* begin AVAILABLE DATA *

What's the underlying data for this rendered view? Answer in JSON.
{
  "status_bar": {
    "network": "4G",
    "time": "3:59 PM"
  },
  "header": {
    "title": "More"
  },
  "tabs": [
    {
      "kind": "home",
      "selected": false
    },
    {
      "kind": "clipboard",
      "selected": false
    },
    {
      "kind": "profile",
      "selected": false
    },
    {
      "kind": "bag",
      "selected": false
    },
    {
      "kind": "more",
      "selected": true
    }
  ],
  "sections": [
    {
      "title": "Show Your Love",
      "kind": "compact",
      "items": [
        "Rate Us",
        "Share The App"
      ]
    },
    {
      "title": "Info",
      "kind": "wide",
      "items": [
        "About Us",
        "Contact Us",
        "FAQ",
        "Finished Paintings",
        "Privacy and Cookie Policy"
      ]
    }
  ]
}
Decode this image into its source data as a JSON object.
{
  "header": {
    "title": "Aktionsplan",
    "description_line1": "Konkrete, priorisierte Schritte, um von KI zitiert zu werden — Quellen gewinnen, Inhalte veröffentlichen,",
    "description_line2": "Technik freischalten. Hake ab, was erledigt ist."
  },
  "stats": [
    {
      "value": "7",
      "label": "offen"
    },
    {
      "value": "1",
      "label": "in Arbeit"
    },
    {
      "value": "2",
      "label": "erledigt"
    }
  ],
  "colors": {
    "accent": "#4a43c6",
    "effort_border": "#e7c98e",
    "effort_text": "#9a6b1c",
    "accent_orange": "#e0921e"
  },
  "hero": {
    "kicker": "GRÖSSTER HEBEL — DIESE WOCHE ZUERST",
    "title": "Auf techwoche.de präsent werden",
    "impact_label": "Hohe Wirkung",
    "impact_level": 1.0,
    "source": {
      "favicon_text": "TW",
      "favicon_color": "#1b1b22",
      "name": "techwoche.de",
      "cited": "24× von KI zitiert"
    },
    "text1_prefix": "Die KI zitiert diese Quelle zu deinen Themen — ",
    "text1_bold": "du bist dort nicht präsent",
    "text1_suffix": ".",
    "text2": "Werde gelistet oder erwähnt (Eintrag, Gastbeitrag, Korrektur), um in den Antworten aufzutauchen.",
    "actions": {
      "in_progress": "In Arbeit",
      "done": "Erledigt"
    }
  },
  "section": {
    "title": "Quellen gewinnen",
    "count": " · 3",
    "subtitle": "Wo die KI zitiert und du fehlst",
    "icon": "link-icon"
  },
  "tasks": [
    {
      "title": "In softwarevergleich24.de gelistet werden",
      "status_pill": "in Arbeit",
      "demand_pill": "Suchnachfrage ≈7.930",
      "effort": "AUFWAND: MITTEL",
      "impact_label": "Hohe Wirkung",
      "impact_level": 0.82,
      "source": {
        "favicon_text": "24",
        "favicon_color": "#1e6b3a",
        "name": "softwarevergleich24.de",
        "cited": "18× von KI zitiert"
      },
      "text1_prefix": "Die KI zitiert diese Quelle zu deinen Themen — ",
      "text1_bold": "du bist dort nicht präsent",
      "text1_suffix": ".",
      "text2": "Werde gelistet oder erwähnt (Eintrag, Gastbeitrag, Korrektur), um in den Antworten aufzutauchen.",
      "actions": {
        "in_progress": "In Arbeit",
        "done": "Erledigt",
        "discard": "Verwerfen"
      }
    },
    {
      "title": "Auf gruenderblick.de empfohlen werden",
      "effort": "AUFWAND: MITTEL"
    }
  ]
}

* end AVAILABLE DATA *

◆ WHAT TO WORK ON: Each record above should be returned exactly as it appears.

◆ CORRECT OUTPUT:
What's the underlying data for this rendered view? Answer in JSON.
{
  "status_bar": {
    "network": "4G",
    "time": "3:59 PM"
  },
  "header": {
    "title": "More"
  },
  "tabs": [
    {
      "kind": "home",
      "selected": false
    },
    {
      "kind": "clipboard",
      "selected": false
    },
    {
      "kind": "profile",
      "selected": false
    },
    {
      "kind": "bag",
      "selected": false
    },
    {
      "kind": "more",
      "selected": true
    }
  ],
  "sections": [
    {
      "title": "Show Your Love",
      "kind": "compact",
      "items": [
        "Rate Us",
        "Share The App"
      ]
    },
    {
      "title": "Info",
      "kind": "wide",
      "items": [
        "About Us",
        "Contact Us",
        "FAQ",
        "Finished Paintings",
        "Privacy and Cookie Policy"
      ]
    }
  ]
}
Decode this image into its source data as a JSON object.
{
  "header": {
    "title": "Aktionsplan",
    "description_line1": "Konkrete, priorisierte Schritte, um von KI zitiert zu werden — Quellen gewinnen, Inhalte veröffentlichen,",
    "description_line2": "Technik freischalten. Hake ab, was erledigt ist."
  },
  "stats": [
    {
      "value": "7",
      "label": "offen"
    },
    {
      "value": "1",
      "label": "in Arbeit"
    },
    {
      "value": "2",
      "label": "erledigt"
    }
  ],
  "colors": {
    "accent": "#4a43c6",
    "effort_border": "#e7c98e",
    "effort_text": "#9a6b1c",
    "accent_orange": "#e0921e"
  },
  "hero": {
    "kicker": "GRÖSSTER HEBEL — DIESE WOCHE ZUERST",
    "title": "Auf techwoche.de präsent werden",
    "impact_label": "Hohe Wirkung",
    "impact_level": 1.0,
    "source": {
      "favicon_text": "TW",
      "favicon_color": "#1b1b22",
      "name": "techwoche.de",
      "cited": "24× von KI zitiert"
    },
    "text1_prefix": "Die KI zitiert diese Quelle zu deinen Themen — ",
    "text1_bold": "du bist dort nicht präsent",
    "text1_suffix": ".",
    "text2": "Werde gelistet oder erwähnt (Eintrag, Gastbeitrag, Korrektur), um in den Antworten aufzutauchen.",
    "actions": {
      "in_progress": "In Arbeit",
      "done": "Erledigt"
    }
  },
  "section": {
    "title": "Quellen gewinnen",
    "count": " · 3",
    "subtitle": "Wo die KI zitiert und du fehlst",
    "icon": "link-icon"
  },
  "tasks": [
    {
      "title": "In softwarevergleich24.de gelistet werden",
      "status_pill": "in Arbeit",
      "demand_pill": "Suchnachfrage ≈7.930",
      "effort": "AUFWAND: MITTEL",
      "impact_label": "Hohe Wirkung",
      "impact_level": 0.82,
      "source": {
        "favicon_text": "24",
        "favicon_color": "#1e6b3a",
        "name": "softwarevergleich24.de",
        "cited": "18× von KI zitiert"
      },
      "text1_prefix": "Die KI zitiert diese Quelle zu deinen Themen — ",
      "text1_bold": "du bist dort nicht präsent",
      "text1_suffix": ".",
      "text2": "Werde gelistet oder erwähnt (Eintrag, Gastbeitrag, Korrektur), um in den Antworten aufzutauchen.",
      "actions": {
        "in_progress": "In Arbeit",
        "done": "Erledigt",
        "discard": "Verwerfen"
      }
    },
    {
      "title": "Auf gruenderblick.de empfohlen werden",
      "effort": "AUFWAND: MITTEL"
    }
  ]
}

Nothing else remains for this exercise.